==== Information shown ====

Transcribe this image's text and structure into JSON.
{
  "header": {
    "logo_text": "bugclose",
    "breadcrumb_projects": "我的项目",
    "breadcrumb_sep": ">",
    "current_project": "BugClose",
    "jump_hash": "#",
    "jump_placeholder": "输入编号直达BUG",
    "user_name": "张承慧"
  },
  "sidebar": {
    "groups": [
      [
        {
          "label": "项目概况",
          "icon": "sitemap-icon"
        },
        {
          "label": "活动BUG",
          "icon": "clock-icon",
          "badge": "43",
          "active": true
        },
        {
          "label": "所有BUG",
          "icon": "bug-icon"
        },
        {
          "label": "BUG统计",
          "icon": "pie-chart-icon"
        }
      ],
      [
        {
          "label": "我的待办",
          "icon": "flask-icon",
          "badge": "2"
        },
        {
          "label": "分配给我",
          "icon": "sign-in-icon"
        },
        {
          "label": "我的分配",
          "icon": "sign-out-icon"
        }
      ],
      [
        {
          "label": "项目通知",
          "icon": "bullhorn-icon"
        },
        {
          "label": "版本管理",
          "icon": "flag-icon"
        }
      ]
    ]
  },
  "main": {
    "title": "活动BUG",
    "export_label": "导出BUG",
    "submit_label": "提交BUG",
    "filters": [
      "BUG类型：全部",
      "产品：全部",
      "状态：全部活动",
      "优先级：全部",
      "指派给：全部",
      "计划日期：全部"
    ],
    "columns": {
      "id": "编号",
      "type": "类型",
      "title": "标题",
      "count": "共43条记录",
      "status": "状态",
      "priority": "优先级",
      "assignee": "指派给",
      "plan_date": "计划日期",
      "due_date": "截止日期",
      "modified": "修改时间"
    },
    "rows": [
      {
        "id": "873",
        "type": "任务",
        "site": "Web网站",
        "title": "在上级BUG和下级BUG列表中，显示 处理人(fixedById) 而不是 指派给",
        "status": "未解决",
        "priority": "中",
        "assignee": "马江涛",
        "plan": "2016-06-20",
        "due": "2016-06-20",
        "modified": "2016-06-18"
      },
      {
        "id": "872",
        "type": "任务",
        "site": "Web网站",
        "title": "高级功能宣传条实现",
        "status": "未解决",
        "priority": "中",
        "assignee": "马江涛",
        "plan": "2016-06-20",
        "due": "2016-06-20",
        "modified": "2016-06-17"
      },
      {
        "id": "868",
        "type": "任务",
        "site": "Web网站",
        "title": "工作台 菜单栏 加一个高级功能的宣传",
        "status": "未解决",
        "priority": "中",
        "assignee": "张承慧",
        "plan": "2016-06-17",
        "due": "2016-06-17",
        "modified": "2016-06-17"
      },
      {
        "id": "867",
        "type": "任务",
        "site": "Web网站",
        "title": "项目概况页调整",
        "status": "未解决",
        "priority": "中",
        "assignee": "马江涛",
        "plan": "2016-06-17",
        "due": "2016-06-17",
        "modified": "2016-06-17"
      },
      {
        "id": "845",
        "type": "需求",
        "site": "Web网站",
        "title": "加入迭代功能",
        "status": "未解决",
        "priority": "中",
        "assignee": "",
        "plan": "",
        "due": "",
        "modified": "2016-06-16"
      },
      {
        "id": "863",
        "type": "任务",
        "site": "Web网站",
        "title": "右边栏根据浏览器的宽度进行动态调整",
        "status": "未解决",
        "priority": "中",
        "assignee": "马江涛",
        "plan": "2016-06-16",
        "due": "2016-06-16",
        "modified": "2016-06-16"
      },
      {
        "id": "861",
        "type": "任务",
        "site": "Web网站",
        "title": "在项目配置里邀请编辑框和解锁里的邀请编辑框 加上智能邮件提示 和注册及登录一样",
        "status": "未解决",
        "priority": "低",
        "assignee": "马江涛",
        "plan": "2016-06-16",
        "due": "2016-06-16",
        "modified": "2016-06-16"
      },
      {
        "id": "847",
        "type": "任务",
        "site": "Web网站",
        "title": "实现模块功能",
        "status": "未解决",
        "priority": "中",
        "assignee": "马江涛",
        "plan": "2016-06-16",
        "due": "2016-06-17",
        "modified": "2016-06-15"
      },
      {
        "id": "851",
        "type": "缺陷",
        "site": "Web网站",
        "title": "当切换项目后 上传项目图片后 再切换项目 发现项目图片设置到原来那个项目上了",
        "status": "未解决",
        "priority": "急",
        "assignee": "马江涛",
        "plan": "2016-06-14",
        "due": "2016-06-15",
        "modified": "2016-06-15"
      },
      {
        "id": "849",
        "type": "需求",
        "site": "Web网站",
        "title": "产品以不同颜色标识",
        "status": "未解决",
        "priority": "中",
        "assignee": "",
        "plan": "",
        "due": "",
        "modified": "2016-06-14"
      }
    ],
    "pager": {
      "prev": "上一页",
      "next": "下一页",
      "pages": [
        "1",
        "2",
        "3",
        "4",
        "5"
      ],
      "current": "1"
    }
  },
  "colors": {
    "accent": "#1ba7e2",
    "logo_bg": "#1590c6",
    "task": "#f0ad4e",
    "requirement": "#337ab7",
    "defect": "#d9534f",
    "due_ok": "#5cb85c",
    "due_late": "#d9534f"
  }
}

====

Your task: Repeat every line of the data, exactly and in full.

Output for this task:
Transcribe this image's text and structure into JSON.
{
  "header": {
    "logo_text": "bugclose",
    "breadcrumb_projects": "我的项目",
    "breadcrumb_sep": ">",
    "current_project": "BugClose",
    "jump_hash": "#",
    "jump_placeholder": "输入编号直达BUG",
    "user_name": "张承慧"
  },
  "sidebar": {
    "groups": [
      [
        {
          "label": "项目概况",
          "icon": "sitemap-icon"
        },
        {
          "label": "活动BUG",
          "icon": "clock-icon",
          "badge": "43",
          "active": true
        },
        {
          "label": "所有BUG",
          "icon": "bug-icon"
        },
        {
          "label": "BUG统计",
          "icon": "pie-chart-icon"
        }
      ],
      [
        {
          "label": "我的待办",
          "icon": "flask-icon",
          "badge": "2"
        },
        {
          "label": "分配给我",
          "icon": "sign-in-icon"
        },
        {
          "label": "我的分配",
          "icon": "sign-out-icon"
        }
      ],
      [
        {
          "label": "项目通知",
          "icon": "bullhorn-icon"
        },
        {
          "label": "版本管理",
          "icon": "flag-icon"
        }
      ]
    ]
  },
  "main": {
    "title": "活动BUG",
    "export_label": "导出BUG",
    "submit_label": "提交BUG",
    "filters": [
      "BUG类型：全部",
      "产品：全部",
      "状态：全部活动",
      "优先级：全部",
      "指派给：全部",
      "计划日期：全部"
    ],
    "columns": {
      "id": "编号",
      "type": "类型",
      "title": "标题",
      "count": "共43条记录",
      "status": "状态",
      "priority": "优先级",
      "assignee": "指派给",
      "plan_date": "计划日期",
      "due_date": "截止日期",
      "modified": "修改时间"
    },
    "rows": [
      {
        "id": "873",
        "type": "任务",
        "site": "Web网站",
        "title": "在上级BUG和下级BUG列表中，显示 处理人(fixedById) 而不是 指派给",
        "status": "未解决",
        "priority": "中",
        "assignee": "马江涛",
        "plan": "2016-06-20",
        "due": "2016-06-20",
        "modified": "2016-06-18"
      },
      {
        "id": "872",
        "type": "任务",
        "site": "Web网站",
        "title": "高级功能宣传条实现",
        "status": "未解决",
        "priority": "中",
        "assignee": "马江涛",
        "plan": "2016-06-20",
        "due": "2016-06-20",
        "modified": "2016-06-17"
      },
      {
        "id": "868",
        "type": "任务",
        "site": "Web网站",
        "title": "工作台 菜单栏 加一个高级功能的宣传",
        "status": "未解决",
        "priority": "中",
        "assignee": "张承慧",
        "plan": "2016-06-17",
        "due": "2016-06-17",
        "modified": "2016-06-17"
      },
      {
        "id": "867",
        "type": "任务",
        "site": "Web网站",
        "title": "项目概况页调整",
        "status": "未解决",
        "priority": "中",
        "assignee": "马江涛",
        "plan": "2016-06-17",
        "due": "2016-06-17",
        "modified": "2016-06-17"
      },
      {
        "id": "845",
        "type": "需求",
        "site": "Web网站",
        "title": "加入迭代功能",
        "status": "未解决",
        "priority": "中",
        "assignee": "",
        "plan": "",
        "due": "",
        "modified": "2016-06-16"
      },
      {
        "id": "863",
        "type": "任务",
        "site": "Web网站",
        "title": "右边栏根据浏览器的宽度进行动态调整",
        "status": "未解决",
        "priority": "中",
        "assignee": "马江涛",
        "plan": "2016-06-16",
        "due": "2016-06-16",
        "modified": "2016-06-16"
      },
      {
        "id": "861",
        "type": "任务",
        "site": "Web网站",
        "title": "在项目配置里邀请编辑框和解锁里的邀请编辑框 加上智能邮件提示 和注册及登录一样",
        "status": "未解决",
        "priority": "低",
        "assignee": "马江涛",
        "plan": "2016-06-16",
        "due": "2016-06-16",
        "modified": "2016-06-16"
      },
      {
        "id": "847",
        "type": "任务",
        "site": "Web网站",
        "title": "实现模块功能",
        "status": "未解决",
        "priority": "中",
        "assignee": "马江涛",
        "plan": "2016-06-16",
        "due": "2016-06-17",
        "modified": "2016-06-15"
      },
      {
        "id": "851",
        "type": "缺陷",
        "site": "Web网站",
        "title": "当切换项目后 上传项目图片后 再切换项目 发现项目图片设置到原来那个项目上了",
        "status": "未解决",
        "priority": "急",
        "assignee": "马江涛",
        "plan": "2016-06-14",
        "due": "2016-06-15",
        "modified": "2016-06-15"
      },
      {
        "id": "849",
        "type": "需求",
        "site": "Web网站",
        "title": "产品以不同颜色标识",
        "status": "未解决",
        "priority": "中",
        "assignee": "",
        "plan": "",
        "due": "",
        "modified": "2016-06-14"
      }
    ],
    "pager": {
      "prev": "上一页",
      "next": "下一页",
      "pages": [
        "1",
        "2",
        "3",
        "4",
        "5"
      ],
      "current": "1"
    }
  },
  "colors": {
    "accent": "#1ba7e2",
    "logo_bg": "#1590c6",
    "task": "#f0ad4e",
    "requirement": "#337ab7",
    "defect": "#d9534f",
    "due_ok": "#5cb85c",
    "due_late": "#d9534f"
  }
}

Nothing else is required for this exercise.